» Set task
Exactly repeat the material, dropping only the pictures.

» Source records

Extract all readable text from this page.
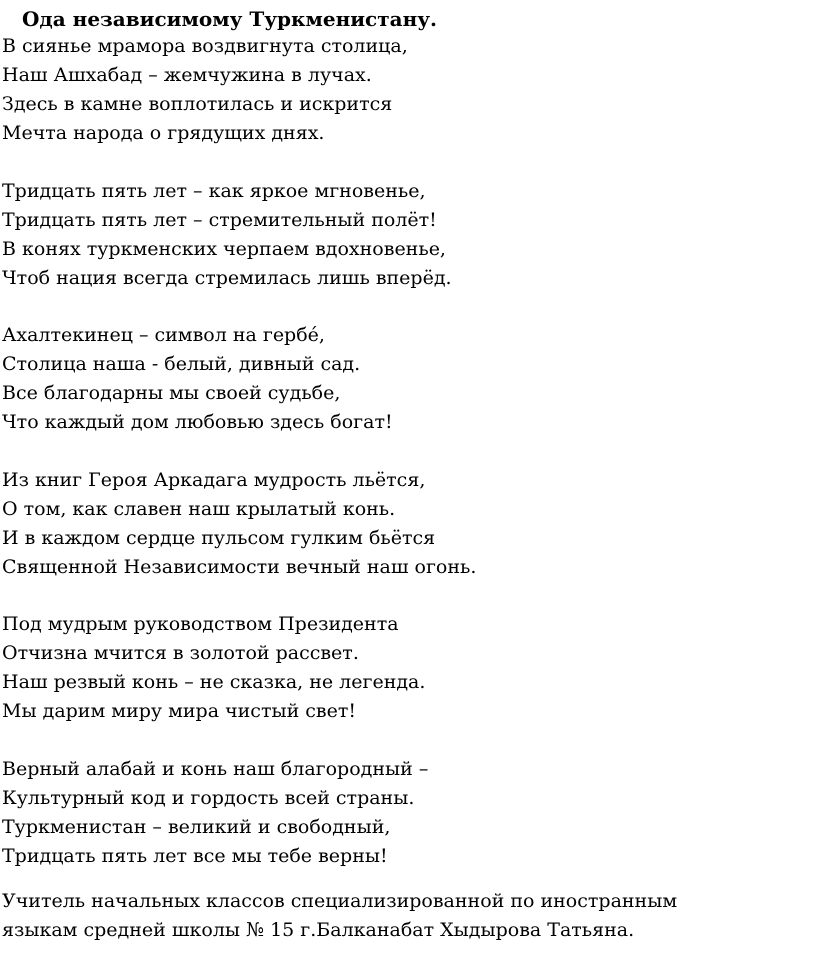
Ода независимому Туркменистану.
В сиянье мрамора воздвигнута столица,
Наш Ашхабад – жемчужина в лучах.
Здесь в камне воплотилась и искрится
Мечта народа о грядущих днях.
Тридцать пять лет – как яркое мгновенье,
Тридцать пять лет – стремительный полёт!
В конях туркменских черпаем вдохновенье,
Чтоб нация всегда стремилась лишь вперёд.
Ахалтекинец – символ на гербé,
Столица наша - белый, дивный сад.
Все благодарны мы своей судьбе,
Что каждый дом любовью здесь богат!
Из книг Героя Аркадага мудрость льётся,
О том, как славен наш крылатый конь.
И в каждом сердце пульсом гулким бьётся
Священной Независимости вечный наш огонь.
Под мудрым руководством Президента
Отчизна мчится в золотой рассвет.
Наш резвый конь – не сказка, не легенда.
Мы дарим миру мира чистый свет!
Верный алабай и конь наш благородный –
Культурный код и гордость всей страны.
Туркменистан – великий и свободный,
Тридцать пять лет все мы тебе верны!
Учитель начальных классов специализированной по иностранным
языкам средней школы № 15 г.Балканабат Хыдырова Татьяна.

» Response to the task
Extract all readable text from this page.
Ода независимому Туркменистану.
В сиянье мрамора воздвигнута столица,
Наш Ашхабад – жемчужина в лучах.
Здесь в камне воплотилась и искрится
Мечта народа о грядущих днях.
Тридцать пять лет – как яркое мгновенье,
Тридцать пять лет – стремительный полёт!
В конях туркменских черпаем вдохновенье,
Чтоб нация всегда стремилась лишь вперёд.
Ахалтекинец – символ на гербé,
Столица наша - белый, дивный сад.
Все благодарны мы своей судьбе,
Что каждый дом любовью здесь богат!
Из книг Героя Аркадага мудрость льётся,
О том, как славен наш крылатый конь.
И в каждом сердце пульсом гулким бьётся
Священной Независимости вечный наш огонь.
Под мудрым руководством Президента
Отчизна мчится в золотой рассвет.
Наш резвый конь – не сказка, не легенда.
Мы дарим миру мира чистый свет!
Верный алабай и конь наш благородный –
Культурный код и гордость всей страны.
Туркменистан – великий и свободный,
Тридцать пять лет все мы тебе верны!
Учитель начальных классов специализированной по иностранным
языкам средней школы № 15 г.Балканабат Хыдырова Татьяна.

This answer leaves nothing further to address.